▶ Given records:
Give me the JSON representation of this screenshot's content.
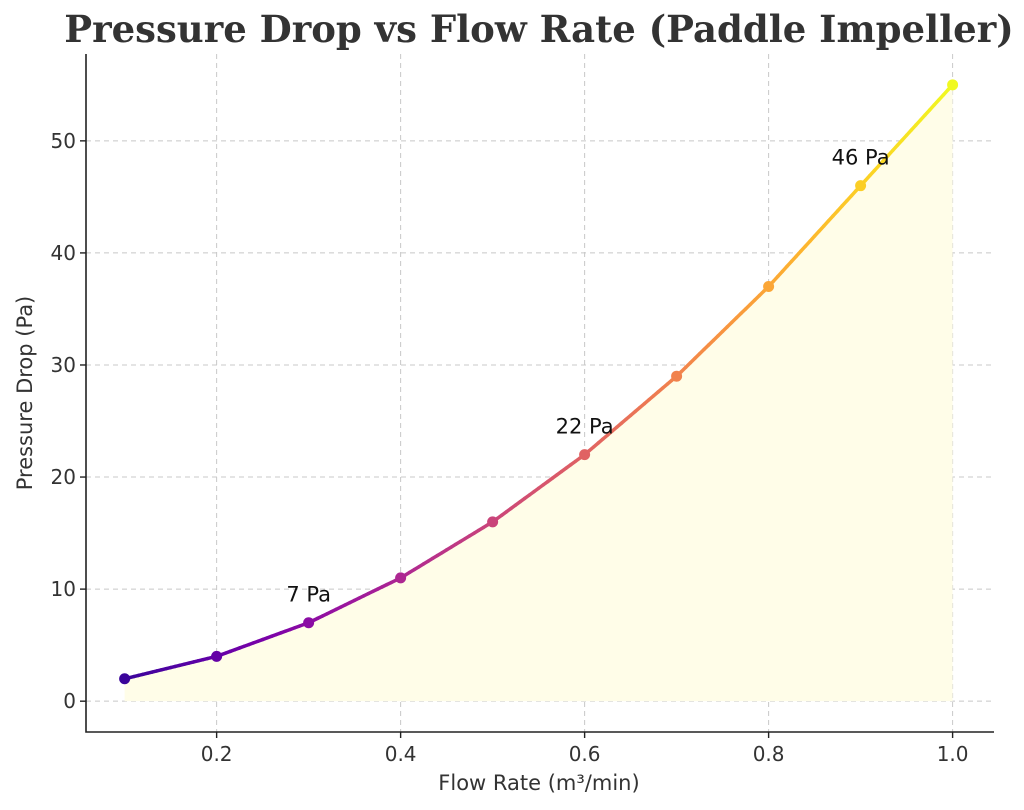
{
  "chart_data": {
    "type": "line",
    "title": "Pressure Drop vs Flow Rate (Paddle Impeller)",
    "xlabel": "Flow Rate (m³/min)",
    "ylabel": "Pressure Drop (Pa)",
    "x": [
      0.1,
      0.2,
      0.3,
      0.4,
      0.5,
      0.6,
      0.7,
      0.8,
      0.9,
      1.0
    ],
    "series": [
      {
        "values": [
          2,
          4,
          7,
          11,
          16,
          22,
          29,
          37,
          46,
          55
        ]
      }
    ],
    "xlim": [
      0.058,
      1.045
    ],
    "ylim": [
      -2.75,
      57.75
    ],
    "xticks": [
      0.2,
      0.4,
      0.6,
      0.8,
      1.0
    ],
    "xtick_labels": [
      "0.2",
      "0.4",
      "0.6",
      "0.8",
      "1.0"
    ],
    "yticks": [
      0,
      10,
      20,
      30,
      40,
      50
    ],
    "ytick_labels": [
      "0",
      "10",
      "20",
      "30",
      "40",
      "50"
    ],
    "grid": true,
    "colormap": "plasma",
    "colors": [
      "#3a049a",
      "#5c01a6",
      "#7e03a8",
      "#9c179e",
      "#b52f8c",
      "#cc4778",
      "#de5f65",
      "#ed7953",
      "#f89540",
      "#fdb42f",
      "#fbd524",
      "#f0f921"
    ],
    "fill_color": "#fffde8",
    "annotations": [
      {
        "x": 0.3,
        "y": 7,
        "text": "7 Pa"
      },
      {
        "x": 0.6,
        "y": 22,
        "text": "22 Pa"
      },
      {
        "x": 0.9,
        "y": 46,
        "text": "46 Pa"
      }
    ]
  }
}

▶ To be done:
Repeat the data exactly, without the pictures.

▶ Solved problem:
Give me the JSON representation of this screenshot's content.
{
  "chart_data": {
    "type": "line",
    "title": "Pressure Drop vs Flow Rate (Paddle Impeller)",
    "xlabel": "Flow Rate (m³/min)",
    "ylabel": "Pressure Drop (Pa)",
    "x": [
      0.1,
      0.2,
      0.3,
      0.4,
      0.5,
      0.6,
      0.7,
      0.8,
      0.9,
      1.0
    ],
    "series": [
      {
        "values": [
          2,
          4,
          7,
          11,
          16,
          22,
          29,
          37,
          46,
          55
        ]
      }
    ],
    "xlim": [
      0.058,
      1.045
    ],
    "ylim": [
      -2.75,
      57.75
    ],
    "xticks": [
      0.2,
      0.4,
      0.6,
      0.8,
      1.0
    ],
    "xtick_labels": [
      "0.2",
      "0.4",
      "0.6",
      "0.8",
      "1.0"
    ],
    "yticks": [
      0,
      10,
      20,
      30,
      40,
      50
    ],
    "ytick_labels": [
      "0",
      "10",
      "20",
      "30",
      "40",
      "50"
    ],
    "grid": true,
    "colormap": "plasma",
    "colors": [
      "#3a049a",
      "#5c01a6",
      "#7e03a8",
      "#9c179e",
      "#b52f8c",
      "#cc4778",
      "#de5f65",
      "#ed7953",
      "#f89540",
      "#fdb42f",
      "#fbd524",
      "#f0f921"
    ],
    "fill_color": "#fffde8",
    "annotations": [
      {
        "x": 0.3,
        "y": 7,
        "text": "7 Pa"
      },
      {
        "x": 0.6,
        "y": 22,
        "text": "22 Pa"
      },
      {
        "x": 0.9,
        "y": 46,
        "text": "46 Pa"
      }
    ]
  }
}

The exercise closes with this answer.